__Given task__.
Exact reproduction of the data is required, with images excluded.

>> BEGIN Listed records

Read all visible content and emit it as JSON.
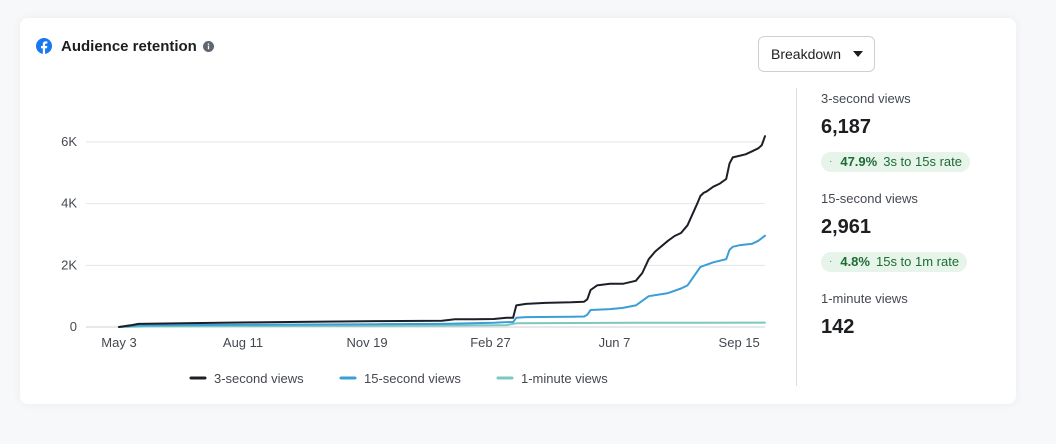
{
  "header": {
    "title": "Audience retention"
  },
  "breakdown": {
    "label": "Breakdown"
  },
  "stats": [
    {
      "label": "3-second views",
      "value": "6,187"
    },
    {
      "label": "15-second views",
      "value": "2,961"
    },
    {
      "label": "1-minute views",
      "value": "142"
    }
  ],
  "rates": [
    {
      "percent": "47.9%",
      "label": "3s to 15s rate"
    },
    {
      "percent": "4.8%",
      "label": "15s to 1m rate"
    }
  ],
  "colors": {
    "three_second": "#1c2026",
    "fifteen_second": "#3b9ed6",
    "one_minute": "#7cc8c0",
    "gridline": "#e4e6eb",
    "facebook_blue": "#1877f2"
  },
  "chart_data": {
    "type": "line",
    "title": "",
    "xlabel": "",
    "ylabel": "",
    "ylim": [
      0,
      6000
    ],
    "y_ticks": [
      0,
      2000,
      4000,
      6000
    ],
    "y_tick_labels": [
      "0",
      "2K",
      "4K",
      "6K"
    ],
    "xlim": [
      0,
      100
    ],
    "x_ticks": [
      0,
      19.2,
      38.4,
      57.5,
      76.7,
      96
    ],
    "x_tick_labels": [
      "May 3",
      "Aug 11",
      "Nov 19",
      "Feb 27",
      "Jun 7",
      "Sep 15"
    ],
    "grid": true,
    "legend_position": "bottom",
    "series": [
      {
        "name": "3-second views",
        "color": "#1c2026",
        "x": [
          0,
          2,
          3,
          10,
          20,
          30,
          40,
          50,
          52,
          55,
          58,
          60,
          61,
          61.5,
          63,
          66,
          70,
          72,
          72.5,
          73,
          74,
          76,
          78,
          80,
          81,
          82,
          83,
          85,
          86,
          87,
          88,
          89.5,
          90,
          90.5,
          91,
          92,
          93,
          94,
          94.5,
          95,
          96,
          97,
          98,
          99,
          99.5,
          100
        ],
        "y": [
          0,
          60,
          100,
          120,
          150,
          170,
          190,
          200,
          250,
          250,
          260,
          300,
          300,
          700,
          750,
          780,
          800,
          820,
          900,
          1200,
          1350,
          1400,
          1400,
          1500,
          1750,
          2200,
          2450,
          2800,
          2950,
          3050,
          3300,
          4000,
          4250,
          4350,
          4400,
          4550,
          4650,
          4800,
          5300,
          5500,
          5550,
          5600,
          5700,
          5800,
          5900,
          6187
        ]
      },
      {
        "name": "15-second views",
        "color": "#3b9ed6",
        "x": [
          0,
          3,
          10,
          20,
          30,
          40,
          50,
          52,
          58,
          60,
          61,
          61.5,
          63,
          70,
          72,
          72.5,
          73,
          76,
          78,
          80,
          81,
          82,
          85,
          87,
          88,
          89.5,
          90,
          92,
          94,
          94.5,
          95,
          96,
          98,
          99,
          100
        ],
        "y": [
          0,
          50,
          60,
          70,
          80,
          90,
          100,
          110,
          140,
          160,
          160,
          300,
          320,
          330,
          340,
          400,
          550,
          580,
          620,
          700,
          850,
          1000,
          1100,
          1250,
          1350,
          1800,
          1950,
          2100,
          2200,
          2500,
          2600,
          2650,
          2700,
          2800,
          2961
        ]
      },
      {
        "name": "1-minute views",
        "color": "#7cc8c0",
        "x": [
          0,
          5,
          20,
          40,
          50,
          60,
          61.5,
          70,
          80,
          90,
          100
        ],
        "y": [
          0,
          20,
          30,
          40,
          50,
          60,
          120,
          130,
          135,
          140,
          142
        ]
      }
    ]
  }
}
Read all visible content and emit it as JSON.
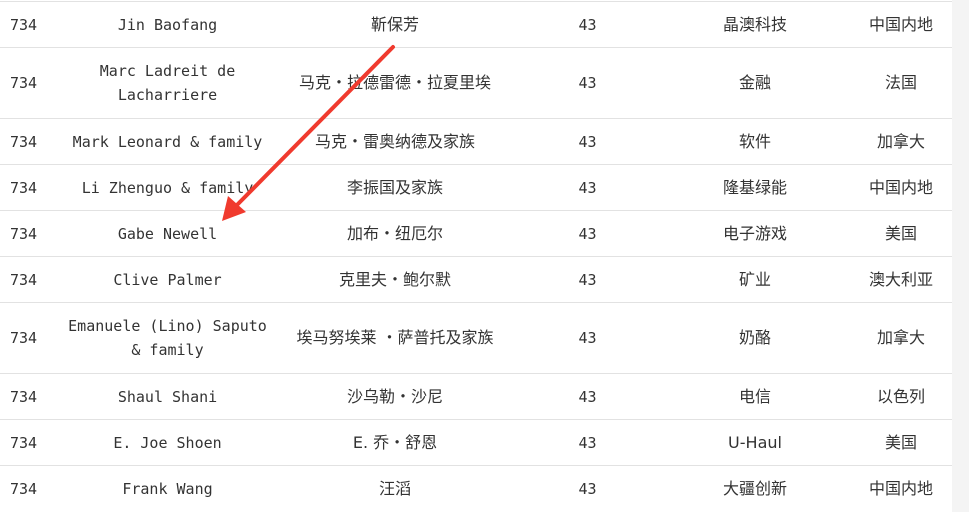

>> END Listed records

__Worked solution__.
Read all visible content and emit it as JSON.
{
  "header": {
    "title": "Audience retention"
  },
  "breakdown": {
    "label": "Breakdown"
  },
  "stats": [
    {
      "label": "3-second views",
      "value": "6,187"
    },
    {
      "label": "15-second views",
      "value": "2,961"
    },
    {
      "label": "1-minute views",
      "value": "142"
    }
  ],
  "rates": [
    {
      "percent": "47.9%",
      "label": "3s to 15s rate"
    },
    {
      "percent": "4.8%",
      "label": "15s to 1m rate"
    }
  ],
  "colors": {
    "three_second": "#1c2026",
    "fifteen_second": "#3b9ed6",
    "one_minute": "#7cc8c0",
    "gridline": "#e4e6eb",
    "facebook_blue": "#1877f2"
  },
  "chart_data": {
    "type": "line",
    "title": "",
    "xlabel": "",
    "ylabel": "",
    "ylim": [
      0,
      6000
    ],
    "y_ticks": [
      0,
      2000,
      4000,
      6000
    ],
    "y_tick_labels": [
      "0",
      "2K",
      "4K",
      "6K"
    ],
    "xlim": [
      0,
      100
    ],
    "x_ticks": [
      0,
      19.2,
      38.4,
      57.5,
      76.7,
      96
    ],
    "x_tick_labels": [
      "May 3",
      "Aug 11",
      "Nov 19",
      "Feb 27",
      "Jun 7",
      "Sep 15"
    ],
    "grid": true,
    "legend_position": "bottom",
    "series": [
      {
        "name": "3-second views",
        "color": "#1c2026",
        "x": [
          0,
          2,
          3,
          10,
          20,
          30,
          40,
          50,
          52,
          55,
          58,
          60,
          61,
          61.5,
          63,
          66,
          70,
          72,
          72.5,
          73,
          74,
          76,
          78,
          80,
          81,
          82,
          83,
          85,
          86,
          87,
          88,
          89.5,
          90,
          90.5,
          91,
          92,
          93,
          94,
          94.5,
          95,
          96,
          97,
          98,
          99,
          99.5,
          100
        ],
        "y": [
          0,
          60,
          100,
          120,
          150,
          170,
          190,
          200,
          250,
          250,
          260,
          300,
          300,
          700,
          750,
          780,
          800,
          820,
          900,
          1200,
          1350,
          1400,
          1400,
          1500,
          1750,
          2200,
          2450,
          2800,
          2950,
          3050,
          3300,
          4000,
          4250,
          4350,
          4400,
          4550,
          4650,
          4800,
          5300,
          5500,
          5550,
          5600,
          5700,
          5800,
          5900,
          6187
        ]
      },
      {
        "name": "15-second views",
        "color": "#3b9ed6",
        "x": [
          0,
          3,
          10,
          20,
          30,
          40,
          50,
          52,
          58,
          60,
          61,
          61.5,
          63,
          70,
          72,
          72.5,
          73,
          76,
          78,
          80,
          81,
          82,
          85,
          87,
          88,
          89.5,
          90,
          92,
          94,
          94.5,
          95,
          96,
          98,
          99,
          100
        ],
        "y": [
          0,
          50,
          60,
          70,
          80,
          90,
          100,
          110,
          140,
          160,
          160,
          300,
          320,
          330,
          340,
          400,
          550,
          580,
          620,
          700,
          850,
          1000,
          1100,
          1250,
          1350,
          1800,
          1950,
          2100,
          2200,
          2500,
          2600,
          2650,
          2700,
          2800,
          2961
        ]
      },
      {
        "name": "1-minute views",
        "color": "#7cc8c0",
        "x": [
          0,
          5,
          20,
          40,
          50,
          60,
          61.5,
          70,
          80,
          90,
          100
        ],
        "y": [
          0,
          20,
          30,
          40,
          50,
          60,
          120,
          130,
          135,
          140,
          142
        ]
      }
    ]
  }
}
Read all visible content and emit it as JSON.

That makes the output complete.